▶ _Goal_
Extract all of the entries and give them again, word for word.

[Recorded data]
________________________
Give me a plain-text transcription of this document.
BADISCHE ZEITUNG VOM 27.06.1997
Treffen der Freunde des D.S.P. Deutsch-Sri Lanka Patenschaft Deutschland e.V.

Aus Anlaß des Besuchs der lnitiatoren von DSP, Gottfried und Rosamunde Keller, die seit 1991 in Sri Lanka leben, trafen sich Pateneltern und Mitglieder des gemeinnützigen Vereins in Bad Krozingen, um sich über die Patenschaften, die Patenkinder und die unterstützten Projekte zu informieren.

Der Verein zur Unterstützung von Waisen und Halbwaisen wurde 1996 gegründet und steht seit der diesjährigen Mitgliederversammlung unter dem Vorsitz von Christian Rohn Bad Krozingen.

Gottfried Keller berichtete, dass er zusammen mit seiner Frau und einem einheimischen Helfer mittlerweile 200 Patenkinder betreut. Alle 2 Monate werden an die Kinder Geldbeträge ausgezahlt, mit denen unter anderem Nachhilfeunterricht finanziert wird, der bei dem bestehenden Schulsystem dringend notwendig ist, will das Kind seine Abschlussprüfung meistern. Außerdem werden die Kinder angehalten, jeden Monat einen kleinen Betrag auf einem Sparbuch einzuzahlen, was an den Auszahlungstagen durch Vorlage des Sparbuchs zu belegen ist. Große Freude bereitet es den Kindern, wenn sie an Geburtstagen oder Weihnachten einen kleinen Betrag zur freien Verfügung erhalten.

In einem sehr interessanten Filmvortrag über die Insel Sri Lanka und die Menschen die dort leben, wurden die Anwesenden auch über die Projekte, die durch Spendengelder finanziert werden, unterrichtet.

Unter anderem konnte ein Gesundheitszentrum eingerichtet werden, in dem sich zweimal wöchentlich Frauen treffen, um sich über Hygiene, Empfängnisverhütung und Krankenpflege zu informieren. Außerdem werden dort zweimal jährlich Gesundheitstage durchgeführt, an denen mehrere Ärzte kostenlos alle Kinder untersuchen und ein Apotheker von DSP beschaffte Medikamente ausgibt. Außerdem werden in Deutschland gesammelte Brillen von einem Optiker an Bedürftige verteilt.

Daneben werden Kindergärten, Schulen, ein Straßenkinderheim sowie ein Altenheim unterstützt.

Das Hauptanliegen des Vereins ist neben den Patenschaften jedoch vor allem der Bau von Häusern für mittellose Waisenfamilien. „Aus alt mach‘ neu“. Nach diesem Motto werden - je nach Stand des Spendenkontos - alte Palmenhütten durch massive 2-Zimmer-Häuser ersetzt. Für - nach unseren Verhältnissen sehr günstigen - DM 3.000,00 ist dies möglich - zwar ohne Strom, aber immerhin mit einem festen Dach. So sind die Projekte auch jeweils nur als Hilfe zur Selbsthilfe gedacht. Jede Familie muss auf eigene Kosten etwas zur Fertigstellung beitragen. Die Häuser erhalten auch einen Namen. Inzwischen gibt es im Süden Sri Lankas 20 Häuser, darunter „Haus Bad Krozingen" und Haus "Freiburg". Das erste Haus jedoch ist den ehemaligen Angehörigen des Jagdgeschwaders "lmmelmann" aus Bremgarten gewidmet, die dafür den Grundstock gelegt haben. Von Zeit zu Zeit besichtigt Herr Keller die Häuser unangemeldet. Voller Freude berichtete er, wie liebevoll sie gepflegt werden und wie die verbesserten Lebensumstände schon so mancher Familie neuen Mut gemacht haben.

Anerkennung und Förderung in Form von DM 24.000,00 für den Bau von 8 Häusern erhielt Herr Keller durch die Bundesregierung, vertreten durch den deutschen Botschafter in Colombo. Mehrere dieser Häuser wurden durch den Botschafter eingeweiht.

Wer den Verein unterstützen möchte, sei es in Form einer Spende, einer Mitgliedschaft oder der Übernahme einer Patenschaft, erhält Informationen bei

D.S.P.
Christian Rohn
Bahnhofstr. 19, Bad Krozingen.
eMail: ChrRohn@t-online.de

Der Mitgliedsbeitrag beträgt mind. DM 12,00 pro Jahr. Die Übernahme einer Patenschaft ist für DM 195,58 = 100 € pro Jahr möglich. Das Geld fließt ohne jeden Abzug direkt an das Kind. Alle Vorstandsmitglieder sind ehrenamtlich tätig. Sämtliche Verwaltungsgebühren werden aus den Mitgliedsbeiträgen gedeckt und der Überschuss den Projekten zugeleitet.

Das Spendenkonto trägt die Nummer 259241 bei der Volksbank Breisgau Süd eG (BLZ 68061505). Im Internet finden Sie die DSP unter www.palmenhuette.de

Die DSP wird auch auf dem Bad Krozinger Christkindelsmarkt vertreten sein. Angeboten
________________________
▶ _Answer to the exercise_
Give me a plain-text transcription of this document.
BADISCHE ZEITUNG VOM 27.06.1997
Treffen der Freunde des D.S.P. Deutsch-Sri Lanka Patenschaft Deutschland e.V.

Aus Anlaß des Besuchs der lnitiatoren von DSP, Gottfried und Rosamunde Keller, die seit 1991 in Sri Lanka leben, trafen sich Pateneltern und Mitglieder des gemeinnützigen Vereins in Bad Krozingen, um sich über die Patenschaften, die Patenkinder und die unterstützten Projekte zu informieren.

Der Verein zur Unterstützung von Waisen und Halbwaisen wurde 1996 gegründet und steht seit der diesjährigen Mitgliederversammlung unter dem Vorsitz von Christian Rohn Bad Krozingen.

Gottfried Keller berichtete, dass er zusammen mit seiner Frau und einem einheimischen Helfer mittlerweile 200 Patenkinder betreut. Alle 2 Monate werden an die Kinder Geldbeträge ausgezahlt, mit denen unter anderem Nachhilfeunterricht finanziert wird, der bei dem bestehenden Schulsystem dringend notwendig ist, will das Kind seine Abschlussprüfung meistern. Außerdem werden die Kinder angehalten, jeden Monat einen kleinen Betrag auf einem Sparbuch einzuzahlen, was an den Auszahlungstagen durch Vorlage des Sparbuchs zu belegen ist. Große Freude bereitet es den Kindern, wenn sie an Geburtstagen oder Weihnachten einen kleinen Betrag zur freien Verfügung erhalten.

In einem sehr interessanten Filmvortrag über die Insel Sri Lanka und die Menschen die dort leben, wurden die Anwesenden auch über die Projekte, die durch Spendengelder finanziert werden, unterrichtet.

Unter anderem konnte ein Gesundheitszentrum eingerichtet werden, in dem sich zweimal wöchentlich Frauen treffen, um sich über Hygiene, Empfängnisverhütung und Krankenpflege zu informieren. Außerdem werden dort zweimal jährlich Gesundheitstage durchgeführt, an denen mehrere Ärzte kostenlos alle Kinder untersuchen und ein Apotheker von DSP beschaffte Medikamente ausgibt. Außerdem werden in Deutschland gesammelte Brillen von einem Optiker an Bedürftige verteilt.

Daneben werden Kindergärten, Schulen, ein Straßenkinderheim sowie ein Altenheim unterstützt.

Das Hauptanliegen des Vereins ist neben den Patenschaften jedoch vor allem der Bau von Häusern für mittellose Waisenfamilien. „Aus alt mach‘ neu“. Nach diesem Motto werden - je nach Stand des Spendenkontos - alte Palmenhütten durch massive 2-Zimmer-Häuser ersetzt. Für - nach unseren Verhältnissen sehr günstigen - DM 3.000,00 ist dies möglich - zwar ohne Strom, aber immerhin mit einem festen Dach. So sind die Projekte auch jeweils nur als Hilfe zur Selbsthilfe gedacht. Jede Familie muss auf eigene Kosten etwas zur Fertigstellung beitragen. Die Häuser erhalten auch einen Namen. Inzwischen gibt es im Süden Sri Lankas 20 Häuser, darunter „Haus Bad Krozingen" und Haus "Freiburg". Das erste Haus jedoch ist den ehemaligen Angehörigen des Jagdgeschwaders "lmmelmann" aus Bremgarten gewidmet, die dafür den Grundstock gelegt haben. Von Zeit zu Zeit besichtigt Herr Keller die Häuser unangemeldet. Voller Freude berichtete er, wie liebevoll sie gepflegt werden und wie die verbesserten Lebensumstände schon so mancher Familie neuen Mut gemacht haben.

Anerkennung und Förderung in Form von DM 24.000,00 für den Bau von 8 Häusern erhielt Herr Keller durch die Bundesregierung, vertreten durch den deutschen Botschafter in Colombo. Mehrere dieser Häuser wurden durch den Botschafter eingeweiht.

Wer den Verein unterstützen möchte, sei es in Form einer Spende, einer Mitgliedschaft oder der Übernahme einer Patenschaft, erhält Informationen bei

D.S.P.
Christian Rohn
Bahnhofstr. 19, Bad Krozingen.
eMail: ChrRohn@t-online.de

Der Mitgliedsbeitrag beträgt mind. DM 12,00 pro Jahr. Die Übernahme einer Patenschaft ist für DM 195,58 = 100 € pro Jahr möglich. Das Geld fließt ohne jeden Abzug direkt an das Kind. Alle Vorstandsmitglieder sind ehrenamtlich tätig. Sämtliche Verwaltungsgebühren werden aus den Mitgliedsbeiträgen gedeckt und der Überschuss den Projekten zugeleitet.

Das Spendenkonto trägt die Nummer 259241 bei der Volksbank Breisgau Süd eG (BLZ 68061505). Im Internet finden Sie die DSP unter www.palmenhuette.de

Die DSP wird auch auf dem Bad Krozinger Christkindelsmarkt vertreten sein. Angeboten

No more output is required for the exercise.